Exercise requirements: Write each line out exactly, leaving none out.

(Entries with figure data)
— START —

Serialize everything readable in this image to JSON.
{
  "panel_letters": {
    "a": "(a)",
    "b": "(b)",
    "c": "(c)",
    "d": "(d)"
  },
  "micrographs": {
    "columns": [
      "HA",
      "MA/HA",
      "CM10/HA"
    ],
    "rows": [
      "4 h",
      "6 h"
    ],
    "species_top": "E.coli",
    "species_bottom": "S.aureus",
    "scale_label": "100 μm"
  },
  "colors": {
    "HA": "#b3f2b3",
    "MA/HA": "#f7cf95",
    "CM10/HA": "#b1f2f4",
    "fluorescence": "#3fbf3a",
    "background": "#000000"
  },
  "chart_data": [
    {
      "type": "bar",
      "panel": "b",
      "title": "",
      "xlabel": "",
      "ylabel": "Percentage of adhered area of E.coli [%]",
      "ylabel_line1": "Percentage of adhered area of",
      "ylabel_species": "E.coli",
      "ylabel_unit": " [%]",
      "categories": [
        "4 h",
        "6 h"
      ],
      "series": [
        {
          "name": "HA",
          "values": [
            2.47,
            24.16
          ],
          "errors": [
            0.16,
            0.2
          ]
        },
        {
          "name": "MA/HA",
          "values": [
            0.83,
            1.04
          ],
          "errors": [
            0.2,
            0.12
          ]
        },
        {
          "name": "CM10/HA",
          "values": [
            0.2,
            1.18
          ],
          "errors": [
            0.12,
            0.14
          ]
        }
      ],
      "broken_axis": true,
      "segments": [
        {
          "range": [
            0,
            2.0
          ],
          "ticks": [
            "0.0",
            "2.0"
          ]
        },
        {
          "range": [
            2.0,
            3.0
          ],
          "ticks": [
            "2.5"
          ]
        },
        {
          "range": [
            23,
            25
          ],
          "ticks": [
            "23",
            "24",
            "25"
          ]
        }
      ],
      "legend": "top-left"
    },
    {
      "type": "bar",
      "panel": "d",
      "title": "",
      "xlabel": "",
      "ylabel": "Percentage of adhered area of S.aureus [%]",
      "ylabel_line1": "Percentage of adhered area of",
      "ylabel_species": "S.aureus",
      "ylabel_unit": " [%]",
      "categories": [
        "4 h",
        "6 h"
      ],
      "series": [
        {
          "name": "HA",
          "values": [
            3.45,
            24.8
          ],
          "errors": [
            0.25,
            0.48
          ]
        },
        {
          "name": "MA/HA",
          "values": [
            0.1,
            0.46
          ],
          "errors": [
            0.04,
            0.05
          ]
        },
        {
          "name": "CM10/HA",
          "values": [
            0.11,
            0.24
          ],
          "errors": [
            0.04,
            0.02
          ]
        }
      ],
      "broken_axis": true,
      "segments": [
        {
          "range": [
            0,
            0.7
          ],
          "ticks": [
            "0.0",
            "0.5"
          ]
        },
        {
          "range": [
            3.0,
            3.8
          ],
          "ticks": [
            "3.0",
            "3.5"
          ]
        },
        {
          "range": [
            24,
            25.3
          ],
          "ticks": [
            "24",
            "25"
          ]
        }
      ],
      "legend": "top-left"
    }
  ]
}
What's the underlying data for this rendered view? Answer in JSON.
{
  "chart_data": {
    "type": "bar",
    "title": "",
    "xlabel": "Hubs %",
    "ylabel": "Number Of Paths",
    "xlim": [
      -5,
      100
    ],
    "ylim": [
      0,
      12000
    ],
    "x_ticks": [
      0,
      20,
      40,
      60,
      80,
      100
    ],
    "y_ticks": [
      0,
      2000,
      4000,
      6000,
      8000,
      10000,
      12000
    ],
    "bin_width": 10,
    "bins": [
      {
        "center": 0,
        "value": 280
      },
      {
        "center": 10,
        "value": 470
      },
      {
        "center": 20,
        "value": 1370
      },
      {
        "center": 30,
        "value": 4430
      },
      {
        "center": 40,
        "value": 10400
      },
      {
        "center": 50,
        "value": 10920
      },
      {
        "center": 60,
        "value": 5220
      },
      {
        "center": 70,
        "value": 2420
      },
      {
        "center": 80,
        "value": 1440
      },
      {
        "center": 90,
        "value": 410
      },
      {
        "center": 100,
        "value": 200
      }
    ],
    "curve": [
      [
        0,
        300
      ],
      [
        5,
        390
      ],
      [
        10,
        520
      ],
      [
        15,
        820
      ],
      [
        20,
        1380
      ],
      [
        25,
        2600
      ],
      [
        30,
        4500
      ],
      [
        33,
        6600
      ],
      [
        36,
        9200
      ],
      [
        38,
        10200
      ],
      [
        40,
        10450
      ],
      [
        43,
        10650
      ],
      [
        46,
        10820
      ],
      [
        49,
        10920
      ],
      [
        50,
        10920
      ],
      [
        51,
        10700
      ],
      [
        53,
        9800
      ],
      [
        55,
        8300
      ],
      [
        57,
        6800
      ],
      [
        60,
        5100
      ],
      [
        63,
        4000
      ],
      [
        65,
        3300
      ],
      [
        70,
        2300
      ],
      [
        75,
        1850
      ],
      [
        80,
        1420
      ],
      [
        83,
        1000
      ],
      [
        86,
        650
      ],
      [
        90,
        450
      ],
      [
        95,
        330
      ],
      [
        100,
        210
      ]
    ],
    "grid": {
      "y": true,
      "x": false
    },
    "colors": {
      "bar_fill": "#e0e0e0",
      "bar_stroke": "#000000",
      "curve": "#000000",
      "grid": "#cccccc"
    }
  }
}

— END —

The reply:
Serialize everything readable in this image to JSON.
{
  "panel_letters": {
    "a": "(a)",
    "b": "(b)",
    "c": "(c)",
    "d": "(d)"
  },
  "micrographs": {
    "columns": [
      "HA",
      "MA/HA",
      "CM10/HA"
    ],
    "rows": [
      "4 h",
      "6 h"
    ],
    "species_top": "E.coli",
    "species_bottom": "S.aureus",
    "scale_label": "100 μm"
  },
  "colors": {
    "HA": "#b3f2b3",
    "MA/HA": "#f7cf95",
    "CM10/HA": "#b1f2f4",
    "fluorescence": "#3fbf3a",
    "background": "#000000"
  },
  "chart_data": [
    {
      "type": "bar",
      "panel": "b",
      "title": "",
      "xlabel": "",
      "ylabel": "Percentage of adhered area of E.coli [%]",
      "ylabel_line1": "Percentage of adhered area of",
      "ylabel_species": "E.coli",
      "ylabel_unit": " [%]",
      "categories": [
        "4 h",
        "6 h"
      ],
      "series": [
        {
          "name": "HA",
          "values": [
            2.47,
            24.16
          ],
          "errors": [
            0.16,
            0.2
          ]
        },
        {
          "name": "MA/HA",
          "values": [
            0.83,
            1.04
          ],
          "errors": [
            0.2,
            0.12
          ]
        },
        {
          "name": "CM10/HA",
          "values": [
            0.2,
            1.18
          ],
          "errors": [
            0.12,
            0.14
          ]
        }
      ],
      "broken_axis": true,
      "segments": [
        {
          "range": [
            0,
            2.0
          ],
          "ticks": [
            "0.0",
            "2.0"
          ]
        },
        {
          "range": [
            2.0,
            3.0
          ],
          "ticks": [
            "2.5"
          ]
        },
        {
          "range": [
            23,
            25
          ],
          "ticks": [
            "23",
            "24",
            "25"
          ]
        }
      ],
      "legend": "top-left"
    },
    {
      "type": "bar",
      "panel": "d",
      "title": "",
      "xlabel": "",
      "ylabel": "Percentage of adhered area of S.aureus [%]",
      "ylabel_line1": "Percentage of adhered area of",
      "ylabel_species": "S.aureus",
      "ylabel_unit": " [%]",
      "categories": [
        "4 h",
        "6 h"
      ],
      "series": [
        {
          "name": "HA",
          "values": [
            3.45,
            24.8
          ],
          "errors": [
            0.25,
            0.48
          ]
        },
        {
          "name": "MA/HA",
          "values": [
            0.1,
            0.46
          ],
          "errors": [
            0.04,
            0.05
          ]
        },
        {
          "name": "CM10/HA",
          "values": [
            0.11,
            0.24
          ],
          "errors": [
            0.04,
            0.02
          ]
        }
      ],
      "broken_axis": true,
      "segments": [
        {
          "range": [
            0,
            0.7
          ],
          "ticks": [
            "0.0",
            "0.5"
          ]
        },
        {
          "range": [
            3.0,
            3.8
          ],
          "ticks": [
            "3.0",
            "3.5"
          ]
        },
        {
          "range": [
            24,
            25.3
          ],
          "ticks": [
            "24",
            "25"
          ]
        }
      ],
      "legend": "top-left"
    }
  ]
}
What's the underlying data for this rendered view? Answer in JSON.
{
  "chart_data": {
    "type": "bar",
    "title": "",
    "xlabel": "Hubs %",
    "ylabel": "Number Of Paths",
    "xlim": [
      -5,
      100
    ],
    "ylim": [
      0,
      12000
    ],
    "x_ticks": [
      0,
      20,
      40,
      60,
      80,
      100
    ],
    "y_ticks": [
      0,
      2000,
      4000,
      6000,
      8000,
      10000,
      12000
    ],
    "bin_width": 10,
    "bins": [
      {
        "center": 0,
        "value": 280
      },
      {
        "center": 10,
        "value": 470
      },
      {
        "center": 20,
        "value": 1370
      },
      {
        "center": 30,
        "value": 4430
      },
      {
        "center": 40,
        "value": 10400
      },
      {
        "center": 50,
        "value": 10920
      },
      {
        "center": 60,
        "value": 5220
      },
      {
        "center": 70,
        "value": 2420
      },
      {
        "center": 80,
        "value": 1440
      },
      {
        "center": 90,
        "value": 410
      },
      {
        "center": 100,
        "value": 200
      }
    ],
    "curve": [
      [
        0,
        300
      ],
      [
        5,
        390
      ],
      [
        10,
        520
      ],
      [
        15,
        820
      ],
      [
        20,
        1380
      ],
      [
        25,
        2600
      ],
      [
        30,
        4500
      ],
      [
        33,
        6600
      ],
      [
        36,
        9200
      ],
      [
        38,
        10200
      ],
      [
        40,
        10450
      ],
      [
        43,
        10650
      ],
      [
        46,
        10820
      ],
      [
        49,
        10920
      ],
      [
        50,
        10920
      ],
      [
        51,
        10700
      ],
      [
        53,
        9800
      ],
      [
        55,
        8300
      ],
      [
        57,
        6800
      ],
      [
        60,
        5100
      ],
      [
        63,
        4000
      ],
      [
        65,
        3300
      ],
      [
        70,
        2300
      ],
      [
        75,
        1850
      ],
      [
        80,
        1420
      ],
      [
        83,
        1000
      ],
      [
        86,
        650
      ],
      [
        90,
        450
      ],
      [
        95,
        330
      ],
      [
        100,
        210
      ]
    ],
    "grid": {
      "y": true,
      "x": false
    },
    "colors": {
      "bar_fill": "#e0e0e0",
      "bar_stroke": "#000000",
      "curve": "#000000",
      "grid": "#cccccc"
    }
  }
}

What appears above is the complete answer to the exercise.